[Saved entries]
.....

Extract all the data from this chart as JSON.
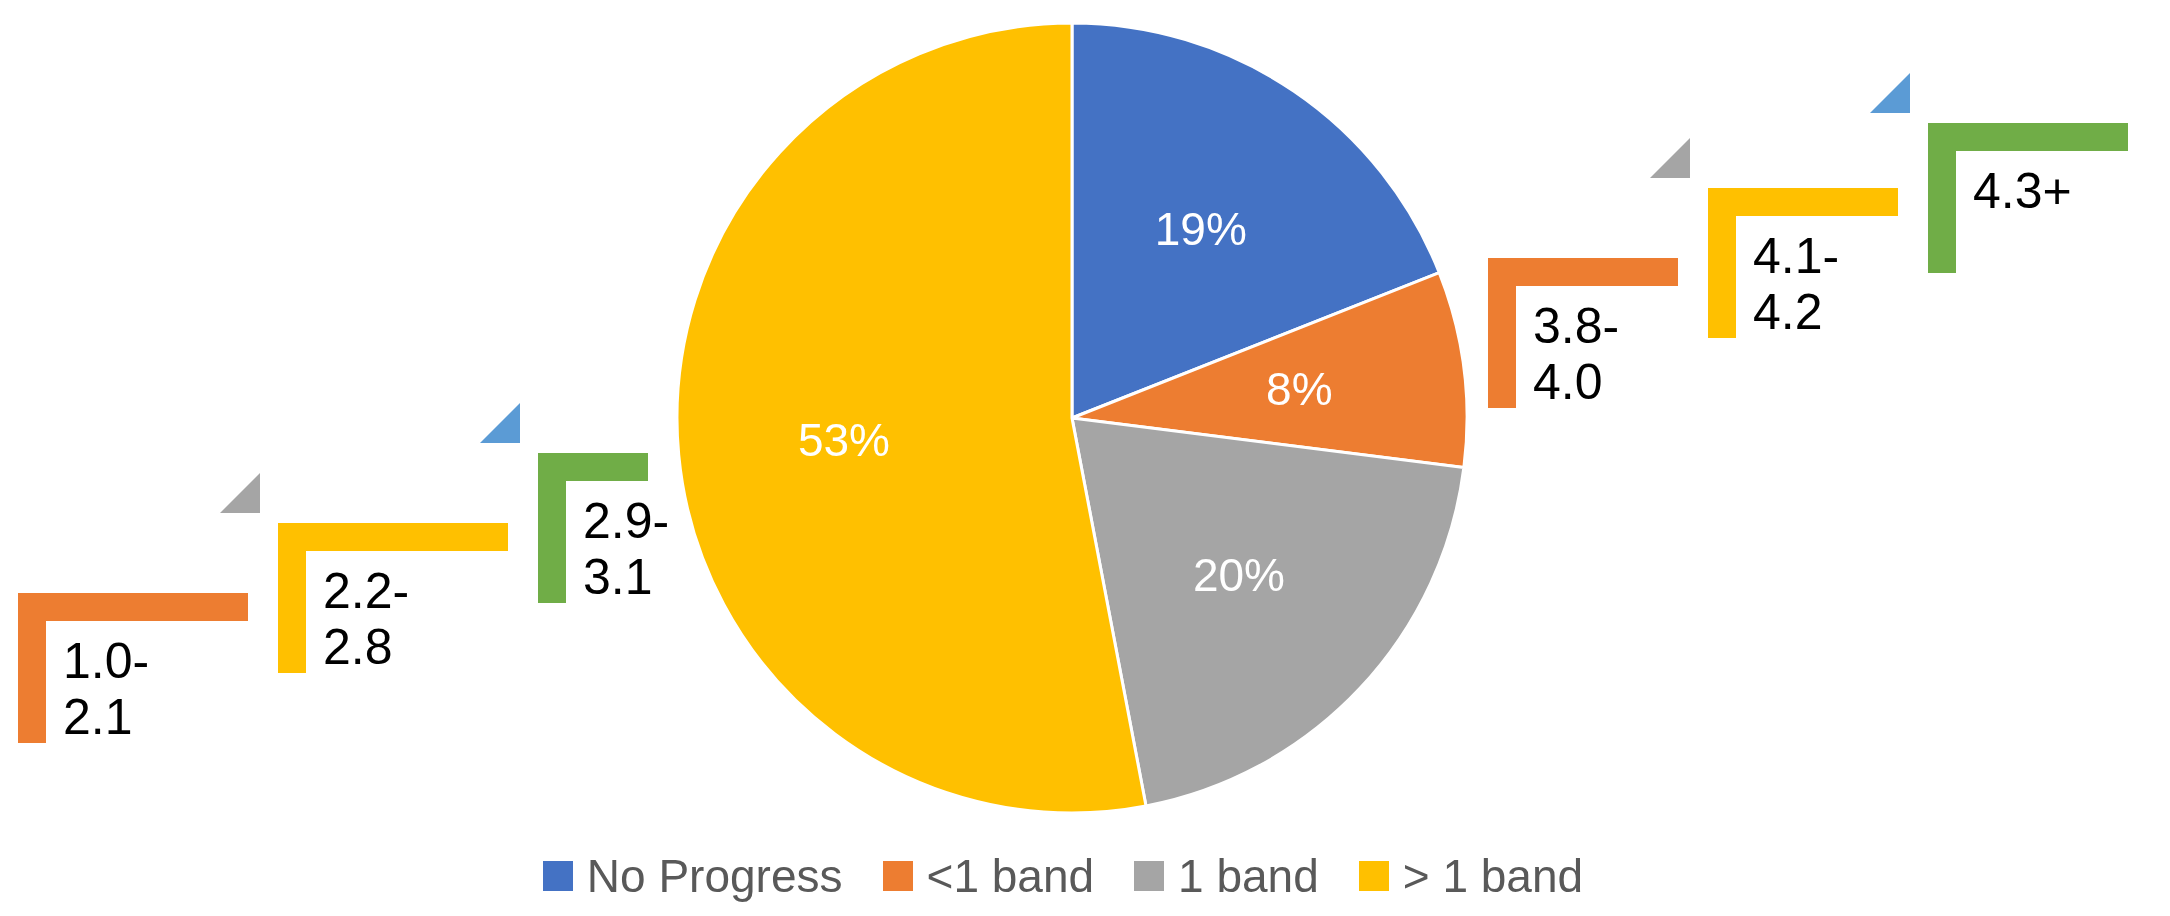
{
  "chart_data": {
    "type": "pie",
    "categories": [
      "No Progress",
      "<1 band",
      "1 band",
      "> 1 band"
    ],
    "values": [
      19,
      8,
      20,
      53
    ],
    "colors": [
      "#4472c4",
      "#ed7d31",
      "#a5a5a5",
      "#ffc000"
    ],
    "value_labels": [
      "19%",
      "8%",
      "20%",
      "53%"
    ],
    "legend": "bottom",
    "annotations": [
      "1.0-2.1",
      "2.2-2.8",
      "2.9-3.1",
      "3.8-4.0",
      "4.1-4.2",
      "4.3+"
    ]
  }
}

.....

Task prompt
Reproduce the full listing faithfully, but do not carry over any pictures.

Expected answer
Extract all the data from this chart as JSON.
{
  "chart_data": {
    "type": "pie",
    "categories": [
      "No Progress",
      "<1 band",
      "1 band",
      "> 1 band"
    ],
    "values": [
      19,
      8,
      20,
      53
    ],
    "colors": [
      "#4472c4",
      "#ed7d31",
      "#a5a5a5",
      "#ffc000"
    ],
    "value_labels": [
      "19%",
      "8%",
      "20%",
      "53%"
    ],
    "legend": "bottom",
    "annotations": [
      "1.0-2.1",
      "2.2-2.8",
      "2.9-3.1",
      "3.8-4.0",
      "4.1-4.2",
      "4.3+"
    ]
  }
}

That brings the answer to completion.